▶ **Dataset excerpt**:
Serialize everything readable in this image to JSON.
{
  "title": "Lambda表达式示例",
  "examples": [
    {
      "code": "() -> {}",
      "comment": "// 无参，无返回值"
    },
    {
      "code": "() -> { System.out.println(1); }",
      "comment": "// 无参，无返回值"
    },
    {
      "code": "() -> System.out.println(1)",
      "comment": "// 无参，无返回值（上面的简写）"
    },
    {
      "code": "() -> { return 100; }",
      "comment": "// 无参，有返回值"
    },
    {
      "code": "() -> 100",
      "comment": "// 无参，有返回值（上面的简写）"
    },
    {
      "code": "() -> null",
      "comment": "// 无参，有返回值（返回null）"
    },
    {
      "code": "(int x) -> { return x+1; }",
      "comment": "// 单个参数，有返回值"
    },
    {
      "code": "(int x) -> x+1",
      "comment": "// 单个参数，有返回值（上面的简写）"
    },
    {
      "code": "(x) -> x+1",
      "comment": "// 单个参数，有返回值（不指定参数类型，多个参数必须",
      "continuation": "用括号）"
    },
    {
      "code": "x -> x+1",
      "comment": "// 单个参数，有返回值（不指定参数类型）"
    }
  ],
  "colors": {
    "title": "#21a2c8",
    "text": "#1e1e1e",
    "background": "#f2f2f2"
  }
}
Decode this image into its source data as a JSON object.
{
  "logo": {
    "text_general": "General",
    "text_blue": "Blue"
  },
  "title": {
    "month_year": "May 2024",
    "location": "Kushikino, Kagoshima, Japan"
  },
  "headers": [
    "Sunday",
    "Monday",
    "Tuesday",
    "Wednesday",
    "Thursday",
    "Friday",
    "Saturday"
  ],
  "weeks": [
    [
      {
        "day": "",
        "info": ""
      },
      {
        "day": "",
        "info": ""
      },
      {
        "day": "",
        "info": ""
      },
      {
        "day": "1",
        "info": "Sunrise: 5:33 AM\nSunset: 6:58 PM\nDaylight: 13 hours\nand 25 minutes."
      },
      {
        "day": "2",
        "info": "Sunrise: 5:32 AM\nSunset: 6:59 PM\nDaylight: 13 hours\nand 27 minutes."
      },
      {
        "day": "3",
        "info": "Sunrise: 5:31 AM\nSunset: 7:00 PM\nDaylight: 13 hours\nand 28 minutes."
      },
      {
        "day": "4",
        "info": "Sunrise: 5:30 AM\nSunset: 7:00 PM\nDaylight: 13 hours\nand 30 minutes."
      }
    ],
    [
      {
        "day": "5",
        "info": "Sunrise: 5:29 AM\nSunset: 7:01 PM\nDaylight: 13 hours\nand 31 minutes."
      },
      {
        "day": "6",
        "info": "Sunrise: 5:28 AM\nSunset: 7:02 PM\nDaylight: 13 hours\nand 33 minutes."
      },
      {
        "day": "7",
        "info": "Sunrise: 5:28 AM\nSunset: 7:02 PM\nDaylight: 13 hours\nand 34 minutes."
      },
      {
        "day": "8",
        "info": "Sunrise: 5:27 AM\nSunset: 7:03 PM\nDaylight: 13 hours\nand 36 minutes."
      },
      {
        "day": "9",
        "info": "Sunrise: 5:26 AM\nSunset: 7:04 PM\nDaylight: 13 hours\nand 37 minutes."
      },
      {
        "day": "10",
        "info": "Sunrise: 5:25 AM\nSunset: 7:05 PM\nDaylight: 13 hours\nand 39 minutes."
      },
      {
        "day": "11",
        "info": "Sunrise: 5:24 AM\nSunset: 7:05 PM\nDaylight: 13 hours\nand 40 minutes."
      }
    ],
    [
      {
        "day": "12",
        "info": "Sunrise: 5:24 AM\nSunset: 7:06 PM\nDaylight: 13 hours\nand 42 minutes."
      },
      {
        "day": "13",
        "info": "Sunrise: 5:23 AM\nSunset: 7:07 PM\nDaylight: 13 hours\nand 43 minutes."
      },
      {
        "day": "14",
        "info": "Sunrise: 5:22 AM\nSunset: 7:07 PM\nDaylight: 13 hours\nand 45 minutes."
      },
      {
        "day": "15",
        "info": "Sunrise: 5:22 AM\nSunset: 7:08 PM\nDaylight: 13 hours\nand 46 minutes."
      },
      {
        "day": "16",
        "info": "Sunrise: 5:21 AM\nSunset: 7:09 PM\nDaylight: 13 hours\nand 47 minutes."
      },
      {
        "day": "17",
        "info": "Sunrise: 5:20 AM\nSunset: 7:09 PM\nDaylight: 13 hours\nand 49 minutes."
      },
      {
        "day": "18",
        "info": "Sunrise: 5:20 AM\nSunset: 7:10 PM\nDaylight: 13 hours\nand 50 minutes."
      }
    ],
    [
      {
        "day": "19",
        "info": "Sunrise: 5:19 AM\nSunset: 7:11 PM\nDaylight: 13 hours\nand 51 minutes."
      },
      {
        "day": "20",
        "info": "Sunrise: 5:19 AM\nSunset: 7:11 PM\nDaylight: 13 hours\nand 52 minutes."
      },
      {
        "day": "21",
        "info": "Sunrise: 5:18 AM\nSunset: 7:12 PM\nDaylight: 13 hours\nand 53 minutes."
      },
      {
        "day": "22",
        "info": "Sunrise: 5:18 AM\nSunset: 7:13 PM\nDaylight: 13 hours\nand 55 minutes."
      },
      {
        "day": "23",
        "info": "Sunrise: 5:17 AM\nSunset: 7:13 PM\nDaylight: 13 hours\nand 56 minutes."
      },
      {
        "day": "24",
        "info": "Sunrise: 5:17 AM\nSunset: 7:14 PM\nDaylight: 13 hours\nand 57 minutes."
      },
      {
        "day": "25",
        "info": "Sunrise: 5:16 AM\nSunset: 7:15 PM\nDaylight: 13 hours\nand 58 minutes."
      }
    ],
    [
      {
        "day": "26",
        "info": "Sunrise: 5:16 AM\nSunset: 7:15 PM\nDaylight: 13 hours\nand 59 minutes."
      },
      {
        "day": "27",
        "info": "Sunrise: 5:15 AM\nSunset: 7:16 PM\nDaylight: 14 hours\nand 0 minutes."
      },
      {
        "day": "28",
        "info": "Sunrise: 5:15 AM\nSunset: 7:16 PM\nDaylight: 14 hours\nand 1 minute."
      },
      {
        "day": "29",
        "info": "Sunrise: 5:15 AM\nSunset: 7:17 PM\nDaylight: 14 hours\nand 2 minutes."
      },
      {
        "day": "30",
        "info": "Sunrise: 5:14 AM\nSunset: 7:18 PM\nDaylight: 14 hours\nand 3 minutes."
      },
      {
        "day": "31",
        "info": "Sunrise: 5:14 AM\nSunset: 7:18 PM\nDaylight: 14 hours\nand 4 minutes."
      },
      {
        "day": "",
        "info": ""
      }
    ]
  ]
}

▶ **Task objective**: Each entry above is to be quoted exactly.

▶ **Answer to this exercise**:
Serialize everything readable in this image to JSON.
{
  "title": "Lambda表达式示例",
  "examples": [
    {
      "code": "() -> {}",
      "comment": "// 无参，无返回值"
    },
    {
      "code": "() -> { System.out.println(1); }",
      "comment": "// 无参，无返回值"
    },
    {
      "code": "() -> System.out.println(1)",
      "comment": "// 无参，无返回值（上面的简写）"
    },
    {
      "code": "() -> { return 100; }",
      "comment": "// 无参，有返回值"
    },
    {
      "code": "() -> 100",
      "comment": "// 无参，有返回值（上面的简写）"
    },
    {
      "code": "() -> null",
      "comment": "// 无参，有返回值（返回null）"
    },
    {
      "code": "(int x) -> { return x+1; }",
      "comment": "// 单个参数，有返回值"
    },
    {
      "code": "(int x) -> x+1",
      "comment": "// 单个参数，有返回值（上面的简写）"
    },
    {
      "code": "(x) -> x+1",
      "comment": "// 单个参数，有返回值（不指定参数类型，多个参数必须",
      "continuation": "用括号）"
    },
    {
      "code": "x -> x+1",
      "comment": "// 单个参数，有返回值（不指定参数类型）"
    }
  ],
  "colors": {
    "title": "#21a2c8",
    "text": "#1e1e1e",
    "background": "#f2f2f2"
  }
}
Decode this image into its source data as a JSON object.
{
  "logo": {
    "text_general": "General",
    "text_blue": "Blue"
  },
  "title": {
    "month_year": "May 2024",
    "location": "Kushikino, Kagoshima, Japan"
  },
  "headers": [
    "Sunday",
    "Monday",
    "Tuesday",
    "Wednesday",
    "Thursday",
    "Friday",
    "Saturday"
  ],
  "weeks": [
    [
      {
        "day": "",
        "info": ""
      },
      {
        "day": "",
        "info": ""
      },
      {
        "day": "",
        "info": ""
      },
      {
        "day": "1",
        "info": "Sunrise: 5:33 AM\nSunset: 6:58 PM\nDaylight: 13 hours\nand 25 minutes."
      },
      {
        "day": "2",
        "info": "Sunrise: 5:32 AM\nSunset: 6:59 PM\nDaylight: 13 hours\nand 27 minutes."
      },
      {
        "day": "3",
        "info": "Sunrise: 5:31 AM\nSunset: 7:00 PM\nDaylight: 13 hours\nand 28 minutes."
      },
      {
        "day": "4",
        "info": "Sunrise: 5:30 AM\nSunset: 7:00 PM\nDaylight: 13 hours\nand 30 minutes."
      }
    ],
    [
      {
        "day": "5",
        "info": "Sunrise: 5:29 AM\nSunset: 7:01 PM\nDaylight: 13 hours\nand 31 minutes."
      },
      {
        "day": "6",
        "info": "Sunrise: 5:28 AM\nSunset: 7:02 PM\nDaylight: 13 hours\nand 33 minutes."
      },
      {
        "day": "7",
        "info": "Sunrise: 5:28 AM\nSunset: 7:02 PM\nDaylight: 13 hours\nand 34 minutes."
      },
      {
        "day": "8",
        "info": "Sunrise: 5:27 AM\nSunset: 7:03 PM\nDaylight: 13 hours\nand 36 minutes."
      },
      {
        "day": "9",
        "info": "Sunrise: 5:26 AM\nSunset: 7:04 PM\nDaylight: 13 hours\nand 37 minutes."
      },
      {
        "day": "10",
        "info": "Sunrise: 5:25 AM\nSunset: 7:05 PM\nDaylight: 13 hours\nand 39 minutes."
      },
      {
        "day": "11",
        "info": "Sunrise: 5:24 AM\nSunset: 7:05 PM\nDaylight: 13 hours\nand 40 minutes."
      }
    ],
    [
      {
        "day": "12",
        "info": "Sunrise: 5:24 AM\nSunset: 7:06 PM\nDaylight: 13 hours\nand 42 minutes."
      },
      {
        "day": "13",
        "info": "Sunrise: 5:23 AM\nSunset: 7:07 PM\nDaylight: 13 hours\nand 43 minutes."
      },
      {
        "day": "14",
        "info": "Sunrise: 5:22 AM\nSunset: 7:07 PM\nDaylight: 13 hours\nand 45 minutes."
      },
      {
        "day": "15",
        "info": "Sunrise: 5:22 AM\nSunset: 7:08 PM\nDaylight: 13 hours\nand 46 minutes."
      },
      {
        "day": "16",
        "info": "Sunrise: 5:21 AM\nSunset: 7:09 PM\nDaylight: 13 hours\nand 47 minutes."
      },
      {
        "day": "17",
        "info": "Sunrise: 5:20 AM\nSunset: 7:09 PM\nDaylight: 13 hours\nand 49 minutes."
      },
      {
        "day": "18",
        "info": "Sunrise: 5:20 AM\nSunset: 7:10 PM\nDaylight: 13 hours\nand 50 minutes."
      }
    ],
    [
      {
        "day": "19",
        "info": "Sunrise: 5:19 AM\nSunset: 7:11 PM\nDaylight: 13 hours\nand 51 minutes."
      },
      {
        "day": "20",
        "info": "Sunrise: 5:19 AM\nSunset: 7:11 PM\nDaylight: 13 hours\nand 52 minutes."
      },
      {
        "day": "21",
        "info": "Sunrise: 5:18 AM\nSunset: 7:12 PM\nDaylight: 13 hours\nand 53 minutes."
      },
      {
        "day": "22",
        "info": "Sunrise: 5:18 AM\nSunset: 7:13 PM\nDaylight: 13 hours\nand 55 minutes."
      },
      {
        "day": "23",
        "info": "Sunrise: 5:17 AM\nSunset: 7:13 PM\nDaylight: 13 hours\nand 56 minutes."
      },
      {
        "day": "24",
        "info": "Sunrise: 5:17 AM\nSunset: 7:14 PM\nDaylight: 13 hours\nand 57 minutes."
      },
      {
        "day": "25",
        "info": "Sunrise: 5:16 AM\nSunset: 7:15 PM\nDaylight: 13 hours\nand 58 minutes."
      }
    ],
    [
      {
        "day": "26",
        "info": "Sunrise: 5:16 AM\nSunset: 7:15 PM\nDaylight: 13 hours\nand 59 minutes."
      },
      {
        "day": "27",
        "info": "Sunrise: 5:15 AM\nSunset: 7:16 PM\nDaylight: 14 hours\nand 0 minutes."
      },
      {
        "day": "28",
        "info": "Sunrise: 5:15 AM\nSunset: 7:16 PM\nDaylight: 14 hours\nand 1 minute."
      },
      {
        "day": "29",
        "info": "Sunrise: 5:15 AM\nSunset: 7:17 PM\nDaylight: 14 hours\nand 2 minutes."
      },
      {
        "day": "30",
        "info": "Sunrise: 5:14 AM\nSunset: 7:18 PM\nDaylight: 14 hours\nand 3 minutes."
      },
      {
        "day": "31",
        "info": "Sunrise: 5:14 AM\nSunset: 7:18 PM\nDaylight: 14 hours\nand 4 minutes."
      },
      {
        "day": "",
        "info": ""
      }
    ]
  ]
}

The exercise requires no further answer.